- **To do**:
Translate into Spanish this sentence from the abstract on diabetic hyperglycemic emergencies below: "Morbidity and mortality is most often due to the underlying precipitating cause, which may include infection, infarction/ischemia, noncompliance with insulin therapy, pregnancy, and dietary indiscretion."

- **Text provided**:

Diabetic hyperglycemic emergencies: a systematic approach

Emerg Med Pract. 2020 Feb;22(2):1-20. Epub 2020 Feb 1.

Abstract

For patients presenting with suspected diabetic ketoacidosis (DKA) and the hyperosmolar hyperglycemic state (HHS) understanding of the etiology and pathophysiology will ensure optimal emergency management. Morbidity and mortality is most often due to the underlying precipitating cause, which may include infection, infarction/ischemia, noncompliance with insulin therapy, pregnancy, and dietary indiscretion. Current guidelines are based primarily on expert opinion and consensus statements, but more recent evidence suggests that recommendations related to arterial blood gas, insulin bolus, and IV fluid replacement should be re-evaluated. This issue presents an approach to DKA and HHS management based on current evidence, with a simplified pathway for emergency department management.

- **Dataset excerpts**:

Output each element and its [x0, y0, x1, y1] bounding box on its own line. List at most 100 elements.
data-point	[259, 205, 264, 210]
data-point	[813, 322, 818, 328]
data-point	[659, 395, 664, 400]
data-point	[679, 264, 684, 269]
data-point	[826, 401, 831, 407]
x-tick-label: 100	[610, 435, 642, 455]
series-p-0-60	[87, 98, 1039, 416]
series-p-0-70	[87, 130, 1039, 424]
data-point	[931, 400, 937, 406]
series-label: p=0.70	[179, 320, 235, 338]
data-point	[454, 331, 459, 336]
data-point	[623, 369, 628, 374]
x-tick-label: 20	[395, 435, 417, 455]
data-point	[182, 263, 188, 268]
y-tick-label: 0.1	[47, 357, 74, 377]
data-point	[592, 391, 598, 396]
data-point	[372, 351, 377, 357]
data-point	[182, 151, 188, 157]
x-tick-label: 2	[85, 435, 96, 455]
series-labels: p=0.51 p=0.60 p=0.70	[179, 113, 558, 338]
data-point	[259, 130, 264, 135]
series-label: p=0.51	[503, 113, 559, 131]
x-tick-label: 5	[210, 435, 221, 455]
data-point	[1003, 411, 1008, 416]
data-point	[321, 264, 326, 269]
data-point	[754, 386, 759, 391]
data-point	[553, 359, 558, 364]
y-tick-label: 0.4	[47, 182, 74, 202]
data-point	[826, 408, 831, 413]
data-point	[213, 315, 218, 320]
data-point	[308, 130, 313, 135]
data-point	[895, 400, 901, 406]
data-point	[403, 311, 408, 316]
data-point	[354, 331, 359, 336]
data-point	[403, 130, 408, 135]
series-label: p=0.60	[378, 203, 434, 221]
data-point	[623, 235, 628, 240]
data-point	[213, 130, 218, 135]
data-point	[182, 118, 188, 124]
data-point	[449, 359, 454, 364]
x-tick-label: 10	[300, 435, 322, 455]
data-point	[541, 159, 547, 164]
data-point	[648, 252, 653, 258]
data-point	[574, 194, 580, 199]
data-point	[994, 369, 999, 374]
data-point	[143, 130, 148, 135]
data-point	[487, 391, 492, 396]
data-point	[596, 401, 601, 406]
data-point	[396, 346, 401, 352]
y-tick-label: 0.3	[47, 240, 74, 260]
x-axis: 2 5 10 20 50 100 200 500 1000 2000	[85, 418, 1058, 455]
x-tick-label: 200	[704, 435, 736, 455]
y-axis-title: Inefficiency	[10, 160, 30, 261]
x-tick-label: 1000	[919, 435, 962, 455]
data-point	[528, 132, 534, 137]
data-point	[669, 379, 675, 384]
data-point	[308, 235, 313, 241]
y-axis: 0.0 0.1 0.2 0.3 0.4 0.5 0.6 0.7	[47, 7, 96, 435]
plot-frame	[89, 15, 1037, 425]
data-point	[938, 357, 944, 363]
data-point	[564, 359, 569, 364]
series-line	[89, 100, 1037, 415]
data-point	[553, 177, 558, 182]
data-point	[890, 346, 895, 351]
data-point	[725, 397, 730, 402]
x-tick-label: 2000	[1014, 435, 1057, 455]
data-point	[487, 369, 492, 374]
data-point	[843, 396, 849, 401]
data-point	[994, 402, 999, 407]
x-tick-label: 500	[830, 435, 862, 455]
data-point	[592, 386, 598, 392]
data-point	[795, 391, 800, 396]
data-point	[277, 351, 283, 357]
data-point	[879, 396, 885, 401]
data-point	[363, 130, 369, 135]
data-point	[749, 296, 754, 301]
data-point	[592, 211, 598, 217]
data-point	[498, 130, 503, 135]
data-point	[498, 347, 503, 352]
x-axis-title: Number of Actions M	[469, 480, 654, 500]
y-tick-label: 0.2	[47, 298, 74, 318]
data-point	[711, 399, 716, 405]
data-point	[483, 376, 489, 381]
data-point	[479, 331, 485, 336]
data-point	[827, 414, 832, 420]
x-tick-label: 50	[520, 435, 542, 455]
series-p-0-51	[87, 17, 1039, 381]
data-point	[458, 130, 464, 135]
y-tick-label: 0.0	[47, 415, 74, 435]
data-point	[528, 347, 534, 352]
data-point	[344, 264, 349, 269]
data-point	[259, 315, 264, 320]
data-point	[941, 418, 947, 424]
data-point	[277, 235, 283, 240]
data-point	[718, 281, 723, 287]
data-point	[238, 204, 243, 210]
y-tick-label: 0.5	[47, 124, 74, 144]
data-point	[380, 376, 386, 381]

- **Result below**:
La morbilidad y la mortalidad se deben con mayor frecuencia a la causa desencadenante subyacente, que puede incluir infección, infarto/isquemia, incumplimiento del tratamiento con insulina, embarazo y transgresión dietética.